## RECORDED INFORMATION

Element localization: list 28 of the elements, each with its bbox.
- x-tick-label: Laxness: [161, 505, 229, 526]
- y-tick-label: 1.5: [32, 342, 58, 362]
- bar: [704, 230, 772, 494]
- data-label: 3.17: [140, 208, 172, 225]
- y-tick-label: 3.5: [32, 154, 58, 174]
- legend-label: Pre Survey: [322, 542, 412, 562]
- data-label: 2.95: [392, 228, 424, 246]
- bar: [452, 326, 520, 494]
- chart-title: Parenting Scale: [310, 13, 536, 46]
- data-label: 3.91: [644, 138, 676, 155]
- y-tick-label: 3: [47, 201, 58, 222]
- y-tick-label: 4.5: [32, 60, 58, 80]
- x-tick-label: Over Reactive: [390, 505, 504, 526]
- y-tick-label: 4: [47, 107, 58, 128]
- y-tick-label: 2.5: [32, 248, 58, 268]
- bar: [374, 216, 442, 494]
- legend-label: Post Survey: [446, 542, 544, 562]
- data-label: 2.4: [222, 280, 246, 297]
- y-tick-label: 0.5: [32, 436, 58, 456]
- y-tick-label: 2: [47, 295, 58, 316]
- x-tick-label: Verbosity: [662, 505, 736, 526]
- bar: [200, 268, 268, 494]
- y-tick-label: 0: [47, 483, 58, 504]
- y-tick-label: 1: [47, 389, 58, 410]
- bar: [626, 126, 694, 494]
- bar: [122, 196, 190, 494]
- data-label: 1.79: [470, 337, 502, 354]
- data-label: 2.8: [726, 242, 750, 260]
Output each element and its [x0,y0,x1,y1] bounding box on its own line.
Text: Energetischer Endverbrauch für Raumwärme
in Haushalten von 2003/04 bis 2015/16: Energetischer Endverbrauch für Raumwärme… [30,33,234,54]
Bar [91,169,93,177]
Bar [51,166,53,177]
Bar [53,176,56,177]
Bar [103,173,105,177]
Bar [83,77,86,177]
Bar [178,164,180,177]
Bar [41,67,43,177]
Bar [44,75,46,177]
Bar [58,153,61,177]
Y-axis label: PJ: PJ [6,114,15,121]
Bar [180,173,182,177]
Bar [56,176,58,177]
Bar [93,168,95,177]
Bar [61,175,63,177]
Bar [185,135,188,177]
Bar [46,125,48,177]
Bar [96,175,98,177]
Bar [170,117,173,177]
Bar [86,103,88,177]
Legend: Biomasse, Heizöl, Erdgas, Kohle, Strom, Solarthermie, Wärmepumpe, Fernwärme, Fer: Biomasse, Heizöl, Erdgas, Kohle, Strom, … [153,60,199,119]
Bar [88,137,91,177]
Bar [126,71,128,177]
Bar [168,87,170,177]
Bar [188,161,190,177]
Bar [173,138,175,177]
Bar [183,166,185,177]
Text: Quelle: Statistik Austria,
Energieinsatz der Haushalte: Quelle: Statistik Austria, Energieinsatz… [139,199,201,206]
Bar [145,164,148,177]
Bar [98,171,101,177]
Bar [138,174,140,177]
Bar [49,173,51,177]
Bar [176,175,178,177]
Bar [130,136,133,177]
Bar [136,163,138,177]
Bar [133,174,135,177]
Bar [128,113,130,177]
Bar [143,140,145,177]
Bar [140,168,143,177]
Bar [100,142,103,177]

## PROBLEM TO WORK ON
Copy the records word for word, from their first line through the line containing "Text: Energetischer Endverbrauch", with both of those lines included.

## EXERCISE RESPONSE
Element localization: list 28 of the elements, each with its bbox.
- x-tick-label: Laxness: [161, 505, 229, 526]
- y-tick-label: 1.5: [32, 342, 58, 362]
- bar: [704, 230, 772, 494]
- data-label: 3.17: [140, 208, 172, 225]
- y-tick-label: 3.5: [32, 154, 58, 174]
- legend-label: Pre Survey: [322, 542, 412, 562]
- data-label: 2.95: [392, 228, 424, 246]
- bar: [452, 326, 520, 494]
- chart-title: Parenting Scale: [310, 13, 536, 46]
- data-label: 3.91: [644, 138, 676, 155]
- y-tick-label: 3: [47, 201, 58, 222]
- y-tick-label: 4.5: [32, 60, 58, 80]
- x-tick-label: Over Reactive: [390, 505, 504, 526]
- y-tick-label: 4: [47, 107, 58, 128]
- y-tick-label: 2.5: [32, 248, 58, 268]
- bar: [374, 216, 442, 494]
- legend-label: Post Survey: [446, 542, 544, 562]
- data-label: 2.4: [222, 280, 246, 297]
- y-tick-label: 0.5: [32, 436, 58, 456]
- y-tick-label: 2: [47, 295, 58, 316]
- x-tick-label: Verbosity: [662, 505, 736, 526]
- bar: [200, 268, 268, 494]
- y-tick-label: 0: [47, 483, 58, 504]
- y-tick-label: 1: [47, 389, 58, 410]
- bar: [626, 126, 694, 494]
- bar: [122, 196, 190, 494]
- data-label: 1.79: [470, 337, 502, 354]
- data-label: 2.8: [726, 242, 750, 260]
Output each element and its [x0,y0,x1,y1] bounding box on its own line.
Text: Energetischer Endverbrauch für Raumwärme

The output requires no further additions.